_STORED DATA_.
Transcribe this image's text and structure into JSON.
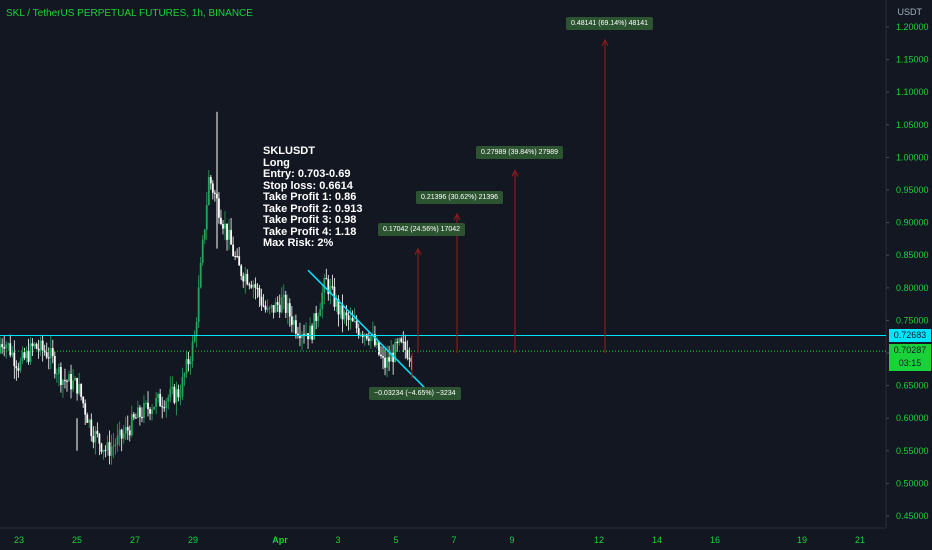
{
  "header": {
    "title": "SKL / TetherUS PERPETUAL FUTURES, 1h, BINANCE"
  },
  "trade_plan": [
    "SKLUSDT",
    "Long",
    "Entry: 0.703-0.69",
    "Stop loss: 0.6614",
    "Take Profit 1: 0.86",
    "Take Profit 2: 0.913",
    "Take Profit 3: 0.98",
    "Take Profit 4: 1.18",
    "Max Risk: 2%"
  ],
  "price_axis": {
    "unit": "USDT",
    "ticks": [
      "1.20000",
      "1.15000",
      "1.10000",
      "1.05000",
      "1.00000",
      "0.95000",
      "0.90000",
      "0.85000",
      "0.80000",
      "0.75000",
      "0.70000",
      "0.65000",
      "0.60000",
      "0.55000",
      "0.50000",
      "0.45000"
    ]
  },
  "time_axis": {
    "ticks": [
      "23",
      "25",
      "27",
      "29",
      "Apr",
      "3",
      "5",
      "7",
      "9",
      "12",
      "14",
      "16",
      "19",
      "21"
    ]
  },
  "current_price": {
    "level": "0.72683",
    "last": "0.70287",
    "countdown": "03:15"
  },
  "annotations": [
    {
      "id": "sl",
      "text": "−0.03234 (−4.65%) −3234"
    },
    {
      "id": "tp1",
      "text": "0.17042 (24.56%) 17042"
    },
    {
      "id": "tp2",
      "text": "0.21396 (30.62%) 21396"
    },
    {
      "id": "tp3",
      "text": "0.27989 (39.84%) 27989"
    },
    {
      "id": "tp4",
      "text": "0.48141 (69.14%) 48141"
    }
  ],
  "colors": {
    "background": "#131722",
    "candle": "#ffffff",
    "candle_up": "#26a65b",
    "text_green": "#19d23a",
    "cyan_line": "#00e5ff",
    "target_arrow": "#8b1a1a",
    "label_bg": "#2c5430"
  },
  "chart_data": {
    "type": "line",
    "title": "SKL / TetherUS PERPETUAL FUTURES, 1h, BINANCE",
    "ylabel": "USDT",
    "ylim": [
      0.44,
      1.24
    ],
    "grid": false,
    "series": [
      {
        "x": [
          "Mar 22",
          "Mar 22.5",
          "Mar 23",
          "Mar 23.5",
          "Mar 24",
          "Mar 24.5",
          "Mar 25",
          "Mar 25.5",
          "Mar 26",
          "Mar 26.5",
          "Mar 27",
          "Mar 27.5",
          "Mar 28",
          "Mar 28.5",
          "Mar 29",
          "Mar 29.3",
          "Mar 29.6",
          "Mar 30",
          "Mar 30.5",
          "Mar 31",
          "Mar 31.5",
          "Apr 1",
          "Apr 1.5",
          "Apr 2",
          "Apr 2.5",
          "Apr 3",
          "Apr 3.5",
          "Apr 4",
          "Apr 4.5",
          "Apr 5"
        ],
        "values": [
          0.7,
          0.72,
          0.68,
          0.71,
          0.7,
          0.66,
          0.65,
          0.58,
          0.55,
          0.57,
          0.6,
          0.62,
          0.63,
          0.64,
          0.72,
          0.97,
          0.9,
          0.83,
          0.81,
          0.76,
          0.78,
          0.74,
          0.73,
          0.81,
          0.76,
          0.74,
          0.73,
          0.68,
          0.71,
          0.7
        ]
      }
    ],
    "price_levels": [
      {
        "name": "0.72683",
        "y": 0.72683
      },
      {
        "name": "0.70287",
        "y": 0.70287
      }
    ],
    "targets": [
      {
        "x": "Apr 5.6",
        "y": 0.86
      },
      {
        "x": "Apr 6.9",
        "y": 0.913
      },
      {
        "x": "Apr 9",
        "y": 0.98
      },
      {
        "x": "Apr 12",
        "y": 1.18
      }
    ],
    "stop": {
      "x": "Apr 5.5",
      "y": 0.6614
    }
  }
}
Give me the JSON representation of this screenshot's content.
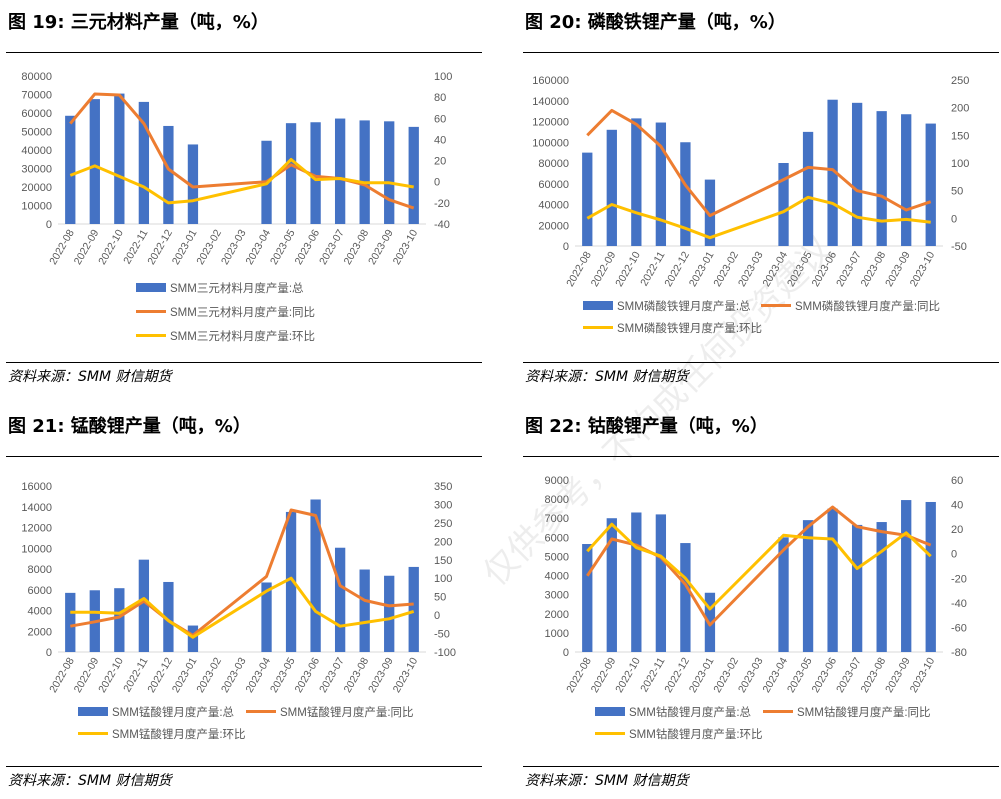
{
  "watermark": "仅供参考，不构成任何投资建议",
  "colors": {
    "bar": "#4472C4",
    "yoy": "#ED7D31",
    "mom": "#FFC000"
  },
  "panels": [
    {
      "title": "图 19:  三元材料产量（吨，%）",
      "source": "资料来源：SMM  财信期货",
      "legend": [
        "SMM三元材料月度产量:总",
        "SMM三元材料月度产量:同比",
        "SMM三元材料月度产量:环比"
      ],
      "legend_layout": "stacked"
    },
    {
      "title": "图 20:  磷酸铁锂产量（吨，%）",
      "source": "资料来源：SMM  财信期货",
      "legend": [
        "SMM磷酸铁锂月度产量:总",
        "SMM磷酸铁锂月度产量:同比",
        "SMM磷酸铁锂月度产量:环比"
      ],
      "legend_layout": "two-rows"
    },
    {
      "title": "图 21:  锰酸锂产量（吨，%）",
      "source": "资料来源：SMM  财信期货",
      "legend": [
        "SMM锰酸锂月度产量:总",
        "SMM锰酸锂月度产量:同比",
        "SMM锰酸锂月度产量:环比"
      ],
      "legend_layout": "two-rows"
    },
    {
      "title": "图 22:  钴酸锂产量（吨，%）",
      "source": "资料来源：SMM  财信期货",
      "legend": [
        "SMM钴酸锂月度产量:总",
        "SMM钴酸锂月度产量:同比",
        "SMM钴酸锂月度产量:环比"
      ],
      "legend_layout": "two-rows"
    }
  ],
  "chart_data": [
    {
      "type": "bar",
      "categories": [
        "2022-08",
        "2022-09",
        "2022-10",
        "2022-11",
        "2022-12",
        "2023-01",
        "2023-02",
        "2023-03",
        "2023-04",
        "2023-05",
        "2023-06",
        "2023-07",
        "2023-08",
        "2023-09",
        "2023-10"
      ],
      "y_left": {
        "min": 0,
        "max": 80000,
        "step": 10000
      },
      "y_right": {
        "min": -40,
        "max": 100,
        "step": 20
      },
      "series": [
        {
          "name": "SMM三元材料月度产量:总",
          "type": "bar",
          "axis": "left",
          "values": [
            58500,
            67500,
            70500,
            66000,
            53000,
            43000,
            null,
            null,
            45000,
            54500,
            55000,
            57000,
            56000,
            55500,
            52500
          ]
        },
        {
          "name": "SMM三元材料月度产量:同比",
          "type": "line",
          "axis": "right",
          "values": [
            55,
            83,
            82,
            55,
            12,
            -5,
            null,
            null,
            0,
            16,
            5,
            3,
            -3,
            -17,
            -25
          ]
        },
        {
          "name": "SMM三元材料月度产量:环比",
          "type": "line",
          "axis": "right",
          "values": [
            6,
            15,
            5,
            -5,
            -20,
            -18,
            null,
            null,
            -2,
            21,
            2,
            3,
            -1,
            -1,
            -5
          ]
        }
      ]
    },
    {
      "type": "bar",
      "categories": [
        "2022-08",
        "2022-09",
        "2022-10",
        "2022-11",
        "2022-12",
        "2023-01",
        "2023-02",
        "2023-03",
        "2023-04",
        "2023-05",
        "2023-06",
        "2023-07",
        "2023-08",
        "2023-09",
        "2023-10"
      ],
      "y_left": {
        "min": 0,
        "max": 160000,
        "step": 20000
      },
      "y_right": {
        "min": -50,
        "max": 250,
        "step": 50
      },
      "series": [
        {
          "name": "SMM磷酸铁锂月度产量:总",
          "type": "bar",
          "axis": "left",
          "values": [
            90000,
            112000,
            123000,
            119000,
            100000,
            64000,
            null,
            null,
            80000,
            110000,
            141000,
            138000,
            130000,
            127000,
            118000
          ]
        },
        {
          "name": "SMM磷酸铁锂月度产量:同比",
          "type": "line",
          "axis": "right",
          "values": [
            150,
            195,
            170,
            130,
            60,
            5,
            null,
            null,
            70,
            92,
            88,
            50,
            40,
            15,
            30
          ]
        },
        {
          "name": "SMM磷酸铁锂月度产量:环比",
          "type": "line",
          "axis": "right",
          "values": [
            0,
            25,
            10,
            -3,
            -18,
            -35,
            null,
            null,
            12,
            38,
            27,
            2,
            -5,
            -2,
            -7
          ]
        }
      ]
    },
    {
      "type": "bar",
      "categories": [
        "2022-08",
        "2022-09",
        "2022-10",
        "2022-11",
        "2022-12",
        "2023-01",
        "2023-02",
        "2023-03",
        "2023-04",
        "2023-05",
        "2023-06",
        "2023-07",
        "2023-08",
        "2023-09",
        "2023-10"
      ],
      "y_left": {
        "min": 0,
        "max": 16000,
        "step": 2000
      },
      "y_right": {
        "min": -100,
        "max": 350,
        "step": 50
      },
      "series": [
        {
          "name": "SMM锰酸锂月度产量:总",
          "type": "bar",
          "axis": "left",
          "values": [
            5700,
            5950,
            6150,
            8900,
            6750,
            2550,
            null,
            null,
            6700,
            13500,
            14700,
            10050,
            7950,
            7350,
            8200
          ]
        },
        {
          "name": "SMM锰酸锂月度产量:同比",
          "type": "line",
          "axis": "right",
          "values": [
            -30,
            -18,
            -5,
            38,
            -15,
            -55,
            null,
            null,
            105,
            285,
            270,
            80,
            40,
            25,
            30
          ]
        },
        {
          "name": "SMM锰酸锂月度产量:环比",
          "type": "line",
          "axis": "right",
          "values": [
            8,
            8,
            5,
            45,
            -15,
            -60,
            null,
            null,
            65,
            100,
            10,
            -30,
            -20,
            -10,
            10
          ]
        }
      ]
    },
    {
      "type": "bar",
      "categories": [
        "2022-08",
        "2022-09",
        "2022-10",
        "2022-11",
        "2022-12",
        "2023-01",
        "2023-02",
        "2023-03",
        "2023-04",
        "2023-05",
        "2023-06",
        "2023-07",
        "2023-08",
        "2023-09",
        "2023-10"
      ],
      "y_left": {
        "min": 0,
        "max": 9000,
        "step": 1000
      },
      "y_right": {
        "min": -80,
        "max": 60,
        "step": 20
      },
      "series": [
        {
          "name": "SMM钴酸锂月度产量:总",
          "type": "bar",
          "axis": "left",
          "values": [
            5650,
            7000,
            7300,
            7200,
            5700,
            3100,
            null,
            null,
            6000,
            6900,
            7500,
            6650,
            6800,
            7950,
            7850
          ]
        },
        {
          "name": "SMM钴酸锂月度产量:同比",
          "type": "line",
          "axis": "right",
          "values": [
            -18,
            12,
            7,
            -3,
            -25,
            -58,
            null,
            null,
            3,
            22,
            38,
            22,
            18,
            15,
            7
          ]
        },
        {
          "name": "SMM钴酸锂月度产量:环比",
          "type": "line",
          "axis": "right",
          "values": [
            2,
            24,
            5,
            -2,
            -20,
            -45,
            null,
            null,
            15,
            13,
            12,
            -12,
            2,
            17,
            -2
          ]
        }
      ]
    }
  ]
}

_WRITTEN TASK_.
Look through the data and show every line containing "TetherUS".

_RESPONSE TO THE EXERCISE_.
    "title": "SKL / TetherUS PERPETUAL FUTURES, 1h, BINANCE"
    "title": "SKL / TetherUS PERPETUAL FUTURES, 1h, BINANCE",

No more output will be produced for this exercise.